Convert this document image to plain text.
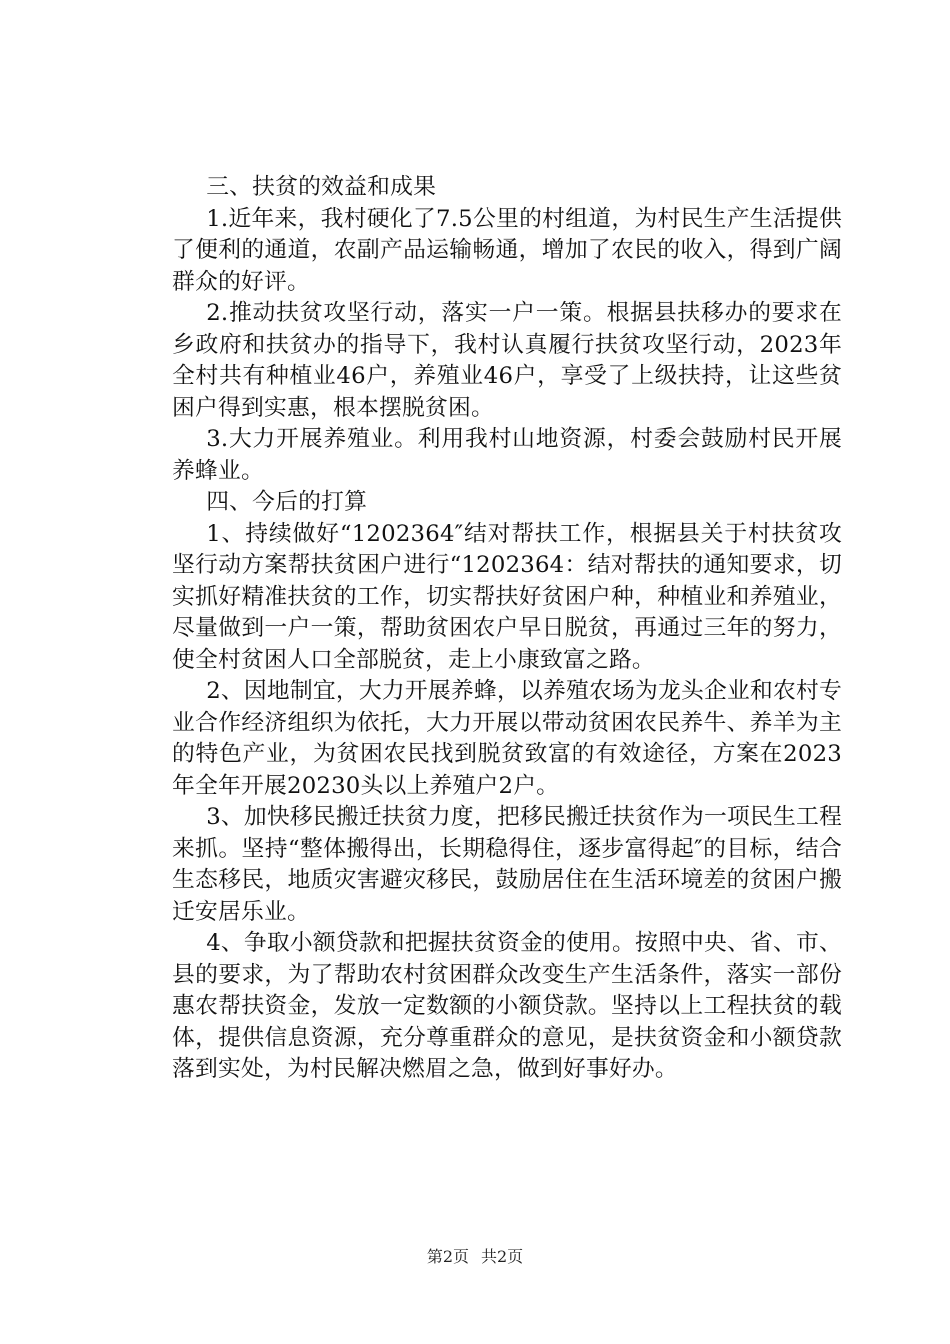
三、扶贫的效益和成果

1.近年来，我村硬化了7.5公里的村组道，为村民生产生活提供了便利的通道，农副产品运输畅通，增加了农民的收入，得到广阔群众的好评。

2.推动扶贫攻坚行动，落实一户一策。根据县扶移办的要求在乡政府和扶贫办的指导下，我村认真履行扶贫攻坚行动，2023年全村共有种植业46户，养殖业46户，享受了上级扶持，让这些贫困户得到实惠，根本摆脱贫困。

3.大力开展养殖业。利用我村山地资源，村委会鼓励村民开展养蜂业。

四、今后的打算

1、持续做好“1202364″结对帮扶工作，根据县关于村扶贫攻坚行动方案帮扶贫困户进行“1202364：结对帮扶的通知要求，切实抓好精准扶贫的工作，切实帮扶好贫困户种，种植业和养殖业，尽量做到一户一策，帮助贫困农户早日脱贫，再通过三年的努力，使全村贫困人口全部脱贫，走上小康致富之路。

2、因地制宜，大力开展养蜂，以养殖农场为龙头企业和农村专业合作经济组织为依托，大力开展以带动贫困农民养牛、养羊为主的特色产业，为贫困农民找到脱贫致富的有效途径，方案在2023年全年开展20230头以上养殖户2户。

3、加快移民搬迁扶贫力度，把移民搬迁扶贫作为一项民生工程来抓。坚持“整体搬得出，长期稳得住，逐步富得起″的目标，结合生态移民，地质灾害避灾移民，鼓励居住在生活环境差的贫困户搬迁安居乐业。

4、争取小额贷款和把握扶贫资金的使用。按照中央、省、市、县的要求，为了帮助农村贫困群众改变生产生活条件，落实一部份惠农帮扶资金，发放一定数额的小额贷款。坚持以上工程扶贫的载体，提供信息资源，充分尊重群众的意见，是扶贫资金和小额贷款落到实处，为村民解决燃眉之急，做到好事好办。

第2页 共2页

----------------------------------------

* Exercise *
Your task is to set down the records shown above exactly, minus any pictures.

* Response below *
Convert this document image to plain text.
三、扶贫的效益和成果

1.近年来，我村硬化了7.5公里的村组道，为村民生产生活提供了便利的通道，农副产品运输畅通，增加了农民的收入，得到广阔群众的好评。

2.推动扶贫攻坚行动，落实一户一策。根据县扶移办的要求在乡政府和扶贫办的指导下，我村认真履行扶贫攻坚行动，2023年全村共有种植业46户，养殖业46户，享受了上级扶持，让这些贫困户得到实惠，根本摆脱贫困。

3.大力开展养殖业。利用我村山地资源，村委会鼓励村民开展养蜂业。

四、今后的打算

1、持续做好“1202364″结对帮扶工作，根据县关于村扶贫攻坚行动方案帮扶贫困户进行“1202364：结对帮扶的通知要求，切实抓好精准扶贫的工作，切实帮扶好贫困户种，种植业和养殖业，尽量做到一户一策，帮助贫困农户早日脱贫，再通过三年的努力，使全村贫困人口全部脱贫，走上小康致富之路。

2、因地制宜，大力开展养蜂，以养殖农场为龙头企业和农村专业合作经济组织为依托，大力开展以带动贫困农民养牛、养羊为主的特色产业，为贫困农民找到脱贫致富的有效途径，方案在2023年全年开展20230头以上养殖户2户。

3、加快移民搬迁扶贫力度，把移民搬迁扶贫作为一项民生工程来抓。坚持“整体搬得出，长期稳得住，逐步富得起″的目标，结合生态移民，地质灾害避灾移民，鼓励居住在生活环境差的贫困户搬迁安居乐业。

4、争取小额贷款和把握扶贫资金的使用。按照中央、省、市、县的要求，为了帮助农村贫困群众改变生产生活条件，落实一部份惠农帮扶资金，发放一定数额的小额贷款。坚持以上工程扶贫的载体，提供信息资源，充分尊重群众的意见，是扶贫资金和小额贷款落到实处，为村民解决燃眉之急，做到好事好办。

第2页 共2页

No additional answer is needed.